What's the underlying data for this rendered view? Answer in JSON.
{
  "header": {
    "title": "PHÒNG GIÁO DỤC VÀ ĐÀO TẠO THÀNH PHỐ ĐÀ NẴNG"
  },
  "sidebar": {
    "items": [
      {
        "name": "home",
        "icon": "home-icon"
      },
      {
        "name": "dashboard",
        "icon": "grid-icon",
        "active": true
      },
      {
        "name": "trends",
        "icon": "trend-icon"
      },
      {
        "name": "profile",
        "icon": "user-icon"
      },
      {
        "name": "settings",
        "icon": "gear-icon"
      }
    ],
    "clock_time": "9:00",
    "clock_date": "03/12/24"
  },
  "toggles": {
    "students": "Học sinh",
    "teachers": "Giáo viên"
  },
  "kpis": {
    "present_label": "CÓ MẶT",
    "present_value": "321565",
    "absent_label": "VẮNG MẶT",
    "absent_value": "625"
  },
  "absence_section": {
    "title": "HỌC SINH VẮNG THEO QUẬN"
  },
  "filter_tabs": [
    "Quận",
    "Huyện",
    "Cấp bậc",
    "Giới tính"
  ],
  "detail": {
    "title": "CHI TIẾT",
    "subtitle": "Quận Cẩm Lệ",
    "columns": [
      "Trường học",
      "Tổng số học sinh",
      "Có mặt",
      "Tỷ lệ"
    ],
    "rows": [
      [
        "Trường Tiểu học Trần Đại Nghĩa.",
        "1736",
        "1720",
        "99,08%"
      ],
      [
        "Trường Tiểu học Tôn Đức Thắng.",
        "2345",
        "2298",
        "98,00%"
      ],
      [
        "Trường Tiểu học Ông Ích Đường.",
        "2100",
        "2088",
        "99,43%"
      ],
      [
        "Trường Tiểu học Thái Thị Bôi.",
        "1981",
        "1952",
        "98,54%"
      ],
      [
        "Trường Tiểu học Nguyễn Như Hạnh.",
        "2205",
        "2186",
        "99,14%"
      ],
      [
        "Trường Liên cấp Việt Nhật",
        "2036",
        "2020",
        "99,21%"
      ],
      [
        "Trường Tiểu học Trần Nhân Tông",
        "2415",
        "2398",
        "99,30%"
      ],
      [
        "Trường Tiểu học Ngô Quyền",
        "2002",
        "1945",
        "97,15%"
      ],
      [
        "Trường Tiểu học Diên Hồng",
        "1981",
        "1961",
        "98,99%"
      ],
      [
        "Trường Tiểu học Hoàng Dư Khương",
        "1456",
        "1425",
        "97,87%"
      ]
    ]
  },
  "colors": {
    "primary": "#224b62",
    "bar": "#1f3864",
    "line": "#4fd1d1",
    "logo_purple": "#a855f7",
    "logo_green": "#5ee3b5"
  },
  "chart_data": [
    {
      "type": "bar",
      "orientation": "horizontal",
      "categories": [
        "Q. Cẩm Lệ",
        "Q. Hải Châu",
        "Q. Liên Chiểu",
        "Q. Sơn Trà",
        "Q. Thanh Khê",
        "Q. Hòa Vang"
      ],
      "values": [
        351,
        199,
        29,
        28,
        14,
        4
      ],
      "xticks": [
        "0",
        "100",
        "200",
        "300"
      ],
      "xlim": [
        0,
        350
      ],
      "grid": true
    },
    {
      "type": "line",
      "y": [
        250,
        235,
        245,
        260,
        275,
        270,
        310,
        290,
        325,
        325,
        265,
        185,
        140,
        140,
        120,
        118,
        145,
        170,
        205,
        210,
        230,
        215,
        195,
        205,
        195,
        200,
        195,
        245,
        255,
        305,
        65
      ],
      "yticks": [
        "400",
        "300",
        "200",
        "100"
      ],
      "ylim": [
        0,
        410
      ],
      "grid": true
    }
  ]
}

**Prompt:** Restate the whole listing exactly.

**The result:**
What's the underlying data for this rendered view? Answer in JSON.
{
  "header": {
    "title": "PHÒNG GIÁO DỤC VÀ ĐÀO TẠO THÀNH PHỐ ĐÀ NẴNG"
  },
  "sidebar": {
    "items": [
      {
        "name": "home",
        "icon": "home-icon"
      },
      {
        "name": "dashboard",
        "icon": "grid-icon",
        "active": true
      },
      {
        "name": "trends",
        "icon": "trend-icon"
      },
      {
        "name": "profile",
        "icon": "user-icon"
      },
      {
        "name": "settings",
        "icon": "gear-icon"
      }
    ],
    "clock_time": "9:00",
    "clock_date": "03/12/24"
  },
  "toggles": {
    "students": "Học sinh",
    "teachers": "Giáo viên"
  },
  "kpis": {
    "present_label": "CÓ MẶT",
    "present_value": "321565",
    "absent_label": "VẮNG MẶT",
    "absent_value": "625"
  },
  "absence_section": {
    "title": "HỌC SINH VẮNG THEO QUẬN"
  },
  "filter_tabs": [
    "Quận",
    "Huyện",
    "Cấp bậc",
    "Giới tính"
  ],
  "detail": {
    "title": "CHI TIẾT",
    "subtitle": "Quận Cẩm Lệ",
    "columns": [
      "Trường học",
      "Tổng số học sinh",
      "Có mặt",
      "Tỷ lệ"
    ],
    "rows": [
      [
        "Trường Tiểu học Trần Đại Nghĩa.",
        "1736",
        "1720",
        "99,08%"
      ],
      [
        "Trường Tiểu học Tôn Đức Thắng.",
        "2345",
        "2298",
        "98,00%"
      ],
      [
        "Trường Tiểu học Ông Ích Đường.",
        "2100",
        "2088",
        "99,43%"
      ],
      [
        "Trường Tiểu học Thái Thị Bôi.",
        "1981",
        "1952",
        "98,54%"
      ],
      [
        "Trường Tiểu học Nguyễn Như Hạnh.",
        "2205",
        "2186",
        "99,14%"
      ],
      [
        "Trường Liên cấp Việt Nhật",
        "2036",
        "2020",
        "99,21%"
      ],
      [
        "Trường Tiểu học Trần Nhân Tông",
        "2415",
        "2398",
        "99,30%"
      ],
      [
        "Trường Tiểu học Ngô Quyền",
        "2002",
        "1945",
        "97,15%"
      ],
      [
        "Trường Tiểu học Diên Hồng",
        "1981",
        "1961",
        "98,99%"
      ],
      [
        "Trường Tiểu học Hoàng Dư Khương",
        "1456",
        "1425",
        "97,87%"
      ]
    ]
  },
  "colors": {
    "primary": "#224b62",
    "bar": "#1f3864",
    "line": "#4fd1d1",
    "logo_purple": "#a855f7",
    "logo_green": "#5ee3b5"
  },
  "chart_data": [
    {
      "type": "bar",
      "orientation": "horizontal",
      "categories": [
        "Q. Cẩm Lệ",
        "Q. Hải Châu",
        "Q. Liên Chiểu",
        "Q. Sơn Trà",
        "Q. Thanh Khê",
        "Q. Hòa Vang"
      ],
      "values": [
        351,
        199,
        29,
        28,
        14,
        4
      ],
      "xticks": [
        "0",
        "100",
        "200",
        "300"
      ],
      "xlim": [
        0,
        350
      ],
      "grid": true
    },
    {
      "type": "line",
      "y": [
        250,
        235,
        245,
        260,
        275,
        270,
        310,
        290,
        325,
        325,
        265,
        185,
        140,
        140,
        120,
        118,
        145,
        170,
        205,
        210,
        230,
        215,
        195,
        205,
        195,
        200,
        195,
        245,
        255,
        305,
        65
      ],
      "yticks": [
        "400",
        "300",
        "200",
        "100"
      ],
      "ylim": [
        0,
        410
      ],
      "grid": true
    }
  ]
}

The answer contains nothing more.